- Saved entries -
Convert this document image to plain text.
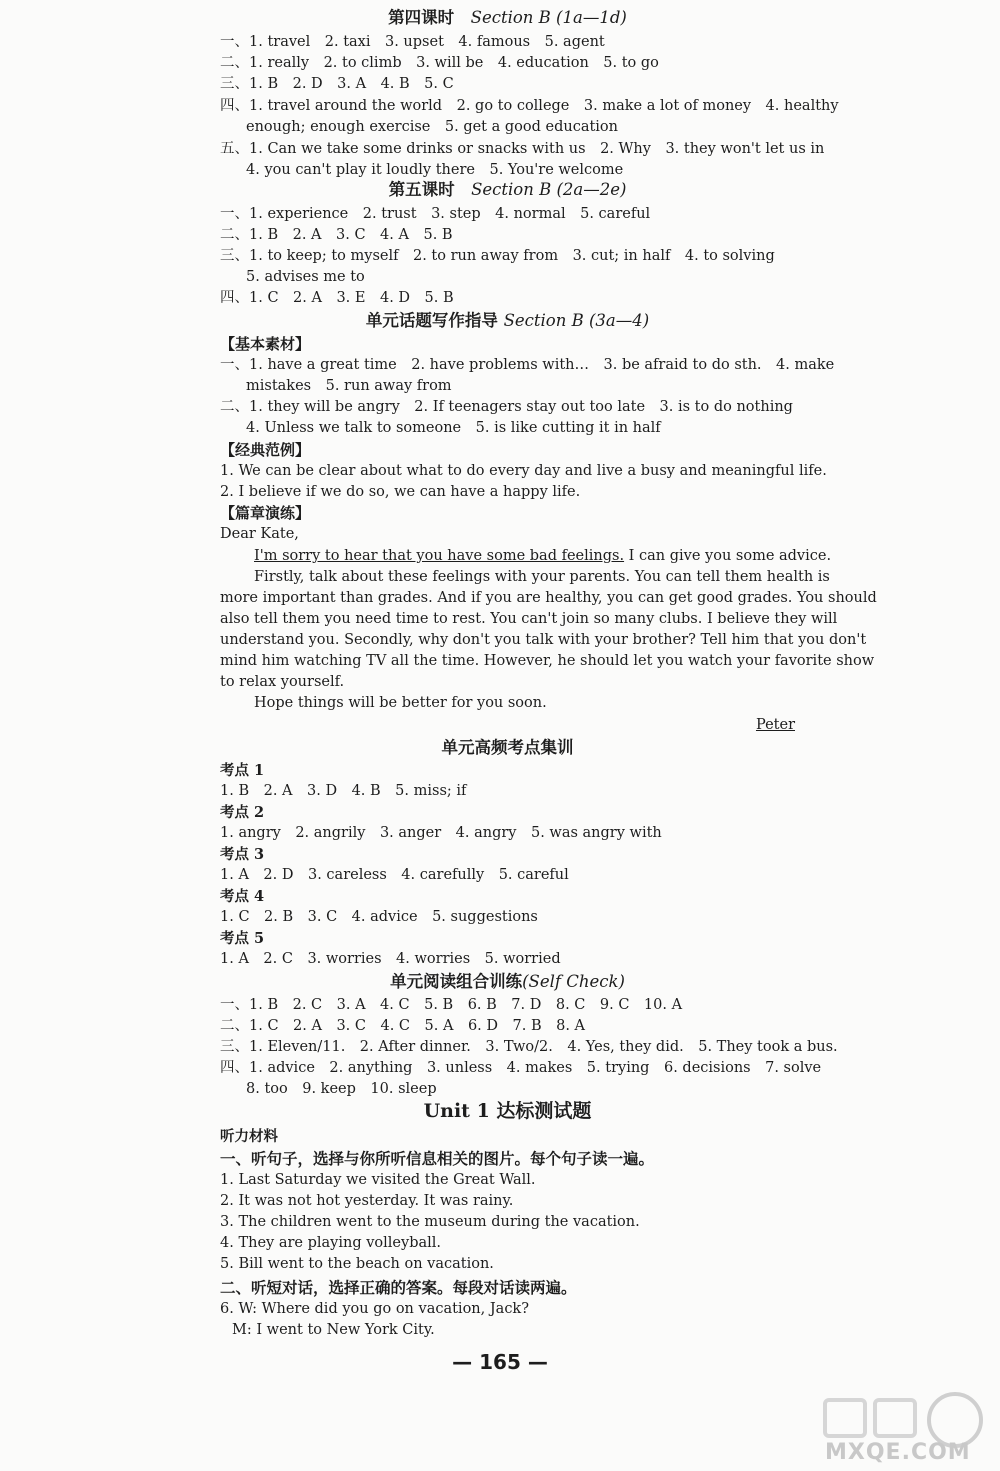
第四课时　 Section B (1a—1d)
一、1. travel　2. taxi　3. upset　4. famous　5. agent
二、1. really　2. to climb　3. will be　4. education　5. to go
三、1. B　2. D　3. A　4. B　5. C
四、1. travel around the world　2. go to college　3. make a lot of money　4. healthy
enough; enough exercise　5. get a good education
五、1. Can we take some drinks or snacks with us　2. Why　3. they won't let us in
4. you can't play it loudly there　5. You're welcome
第五课时　 Section B (2a—2e)
一、1. experience　2. trust　3. step　4. normal　5. careful
二、1. B　2. A　3. C　4. A　5. B
三、1. to keep; to myself　2. to run away from　3. cut; in half　4. to solving
5. advises me to
四、1. C　2. A　3. E　4. D　5. B
单元话题写作指导 Section B (3a—4)
【基本素材】
一、1. have a great time　2. have problems with…　3. be afraid to do sth.　4. make
mistakes　5. run away from
二、1. they will be angry　2. If teenagers stay out too late　3. is to do nothing
4. Unless we talk to someone　5. is like cutting it in half
【经典范例】
1. We can be clear about what to do every day and live a busy and meaningful life.
2. I believe if we do so, we can have a happy life.
【篇章演练】
Dear Kate,
I'm sorry to hear that you have some bad feelings. I can give you some advice.
Firstly, talk about these feelings with your parents. You can tell them health is
more important than grades. And if you are healthy, you can get good grades. You should
also tell them you need time to rest. You can't join so many clubs. I believe they will
understand you. Secondly, why don't you talk with your brother? Tell him that you don't
mind him watching TV all the time. However, he should let you watch your favorite show
to relax yourself.
Hope things will be better for you soon.
Peter
单元高频考点集训
考点 1
1. B　2. A　3. D　4. B　5. miss; if
考点 2
1. angry　2. angrily　3. anger　4. angry　5. was angry with
考点 3
1. A　2. D　3. careless　4. carefully　5. careful
考点 4
1. C　2. B　3. C　4. advice　5. suggestions
考点 5
1. A　2. C　3. worries　4. worries　5. worried
单元阅读组合训练(Self Check)
一、1. B　2. C　3. A　4. C　5. B　6. B　7. D　8. C　9. C　10. A
二、1. C　2. A　3. C　4. C　5. A　6. D　7. B　8. A
三、1. Eleven/11.　2. After dinner.　3. Two/2.　4. Yes, they did.　5. They took a bus.
四、1. advice　2. anything　3. unless　4. makes　5. trying　6. decisions　7. solve
8. too　9. keep　10. sleep
Unit 1 达标测试题
听力材料
一、听句子，选择与你所听信息相关的图片。每个句子读一遍。
1. Last Saturday we visited the Great Wall.
2. It was not hot yesterday. It was rainy.
3. The children went to the museum during the vacation.
4. They are playing volleyball.
5. Bill went to the beach on vacation.
二、听短对话，选择正确的答案。每段对话读两遍。
6. W: Where did you go on vacation, Jack?
M: I went to New York City.
— 165 —
MXQE.COM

- GIVEN INSTRUCTION -
Print the complete listing exactly as it stands, without its pictures.

- EXPECTED ANSWER -
Convert this document image to plain text.
第四课时　 Section B (1a—1d)
一、1. travel　2. taxi　3. upset　4. famous　5. agent
二、1. really　2. to climb　3. will be　4. education　5. to go
三、1. B　2. D　3. A　4. B　5. C
四、1. travel around the world　2. go to college　3. make a lot of money　4. healthy
enough; enough exercise　5. get a good education
五、1. Can we take some drinks or snacks with us　2. Why　3. they won't let us in
4. you can't play it loudly there　5. You're welcome
第五课时　 Section B (2a—2e)
一、1. experience　2. trust　3. step　4. normal　5. careful
二、1. B　2. A　3. C　4. A　5. B
三、1. to keep; to myself　2. to run away from　3. cut; in half　4. to solving
5. advises me to
四、1. C　2. A　3. E　4. D　5. B
单元话题写作指导 Section B (3a—4)
【基本素材】
一、1. have a great time　2. have problems with…　3. be afraid to do sth.　4. make
mistakes　5. run away from
二、1. they will be angry　2. If teenagers stay out too late　3. is to do nothing
4. Unless we talk to someone　5. is like cutting it in half
【经典范例】
1. We can be clear about what to do every day and live a busy and meaningful life.
2. I believe if we do so, we can have a happy life.
【篇章演练】
Dear Kate,
I'm sorry to hear that you have some bad feelings. I can give you some advice.
Firstly, talk about these feelings with your parents. You can tell them health is
more important than grades. And if you are healthy, you can get good grades. You should
also tell them you need time to rest. You can't join so many clubs. I believe they will
understand you. Secondly, why don't you talk with your brother? Tell him that you don't
mind him watching TV all the time. However, he should let you watch your favorite show
to relax yourself.
Hope things will be better for you soon.
Peter
单元高频考点集训
考点 1
1. B　2. A　3. D　4. B　5. miss; if
考点 2
1. angry　2. angrily　3. anger　4. angry　5. was angry with
考点 3
1. A　2. D　3. careless　4. carefully　5. careful
考点 4
1. C　2. B　3. C　4. advice　5. suggestions
考点 5
1. A　2. C　3. worries　4. worries　5. worried
单元阅读组合训练(Self Check)
一、1. B　2. C　3. A　4. C　5. B　6. B　7. D　8. C　9. C　10. A
二、1. C　2. A　3. C　4. C　5. A　6. D　7. B　8. A
三、1. Eleven/11.　2. After dinner.　3. Two/2.　4. Yes, they did.　5. They took a bus.
四、1. advice　2. anything　3. unless　4. makes　5. trying　6. decisions　7. solve
8. too　9. keep　10. sleep
Unit 1 达标测试题
听力材料
一、听句子，选择与你所听信息相关的图片。每个句子读一遍。
1. Last Saturday we visited the Great Wall.
2. It was not hot yesterday. It was rainy.
3. The children went to the museum during the vacation.
4. They are playing volleyball.
5. Bill went to the beach on vacation.
二、听短对话，选择正确的答案。每段对话读两遍。
6. W: Where did you go on vacation, Jack?
M: I went to New York City.
— 165 —
MXQE.COM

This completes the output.